> **AIM OF THE TASK**: Repeat, exactly and completely, the entries shown underneath.

Collection entries:
^^^^^^^^^^^^^^^^

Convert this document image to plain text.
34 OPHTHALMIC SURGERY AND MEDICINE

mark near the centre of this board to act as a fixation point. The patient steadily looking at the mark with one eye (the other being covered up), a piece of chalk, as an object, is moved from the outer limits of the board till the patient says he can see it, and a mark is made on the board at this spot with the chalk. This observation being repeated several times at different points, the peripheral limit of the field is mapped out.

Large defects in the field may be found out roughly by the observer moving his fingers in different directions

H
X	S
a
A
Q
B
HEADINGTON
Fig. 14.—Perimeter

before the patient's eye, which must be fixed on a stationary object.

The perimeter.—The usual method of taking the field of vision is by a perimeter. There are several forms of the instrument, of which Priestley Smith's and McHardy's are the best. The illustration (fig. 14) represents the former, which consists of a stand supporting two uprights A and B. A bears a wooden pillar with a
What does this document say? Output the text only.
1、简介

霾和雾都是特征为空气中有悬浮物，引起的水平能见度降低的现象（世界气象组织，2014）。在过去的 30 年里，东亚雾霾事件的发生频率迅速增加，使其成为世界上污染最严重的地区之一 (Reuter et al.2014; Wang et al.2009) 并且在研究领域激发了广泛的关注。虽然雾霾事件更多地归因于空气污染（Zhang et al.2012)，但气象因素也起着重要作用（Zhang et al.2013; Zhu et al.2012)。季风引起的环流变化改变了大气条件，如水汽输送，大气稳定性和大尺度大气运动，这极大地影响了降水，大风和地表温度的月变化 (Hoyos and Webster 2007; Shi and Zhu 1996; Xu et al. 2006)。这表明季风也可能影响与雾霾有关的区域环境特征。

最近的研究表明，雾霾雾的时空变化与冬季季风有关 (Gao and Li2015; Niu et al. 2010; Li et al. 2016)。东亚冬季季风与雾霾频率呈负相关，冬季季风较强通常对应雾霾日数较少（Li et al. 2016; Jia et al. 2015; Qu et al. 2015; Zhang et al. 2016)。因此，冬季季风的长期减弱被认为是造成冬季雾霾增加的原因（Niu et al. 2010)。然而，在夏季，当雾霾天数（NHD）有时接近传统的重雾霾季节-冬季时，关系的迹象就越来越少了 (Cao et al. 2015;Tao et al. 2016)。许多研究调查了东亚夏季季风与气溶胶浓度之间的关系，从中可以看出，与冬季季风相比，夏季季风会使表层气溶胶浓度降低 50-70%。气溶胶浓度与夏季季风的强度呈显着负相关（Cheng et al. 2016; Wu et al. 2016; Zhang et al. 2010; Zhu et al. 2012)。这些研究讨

^^^^^^^^^^^^^^^^

> **TASK OUTPUT**:
Convert this document image to plain text.
34 OPHTHALMIC SURGERY AND MEDICINE

mark near the centre of this board to act as a fixation point. The patient steadily looking at the mark with one eye (the other being covered up), a piece of chalk, as an object, is moved from the outer limits of the board till the patient says he can see it, and a mark is made on the board at this spot with the chalk. This observation being repeated several times at different points, the peripheral limit of the field is mapped out.

Large defects in the field may be found out roughly by the observer moving his fingers in different directions

H
X	S
a
A
Q
B
HEADINGTON
Fig. 14.—Perimeter

before the patient's eye, which must be fixed on a stationary object.

The perimeter.—The usual method of taking the field of vision is by a perimeter. There are several forms of the instrument, of which Priestley Smith's and McHardy's are the best. The illustration (fig. 14) represents the former, which consists of a stand supporting two uprights A and B. A bears a wooden pillar with a
What does this document say? Output the text only.
1、简介

霾和雾都是特征为空气中有悬浮物，引起的水平能见度降低的现象（世界气象组织，2014）。在过去的 30 年里，东亚雾霾事件的发生频率迅速增加，使其成为世界上污染最严重的地区之一 (Reuter et al.2014; Wang et al.2009) 并且在研究领域激发了广泛的关注。虽然雾霾事件更多地归因于空气污染（Zhang et al.2012)，但气象因素也起着重要作用（Zhang et al.2013; Zhu et al.2012)。季风引起的环流变化改变了大气条件，如水汽输送，大气稳定性和大尺度大气运动，这极大地影响了降水，大风和地表温度的月变化 (Hoyos and Webster 2007; Shi and Zhu 1996; Xu et al. 2006)。这表明季风也可能影响与雾霾有关的区域环境特征。

最近的研究表明，雾霾雾的时空变化与冬季季风有关 (Gao and Li2015; Niu et al. 2010; Li et al. 2016)。东亚冬季季风与雾霾频率呈负相关，冬季季风较强通常对应雾霾日数较少（Li et al. 2016; Jia et al. 2015; Qu et al. 2015; Zhang et al. 2016)。因此，冬季季风的长期减弱被认为是造成冬季雾霾增加的原因（Niu et al. 2010)。然而，在夏季，当雾霾天数（NHD）有时接近传统的重雾霾季节-冬季时，关系的迹象就越来越少了 (Cao et al. 2015;Tao et al. 2016)。许多研究调查了东亚夏季季风与气溶胶浓度之间的关系，从中可以看出，与冬季季风相比，夏季季风会使表层气溶胶浓度降低 50-70%。气溶胶浓度与夏季季风的强度呈显着负相关（Cheng et al. 2016; Wu et al. 2016; Zhang et al. 2010; Zhu et al. 2012)。这些研究讨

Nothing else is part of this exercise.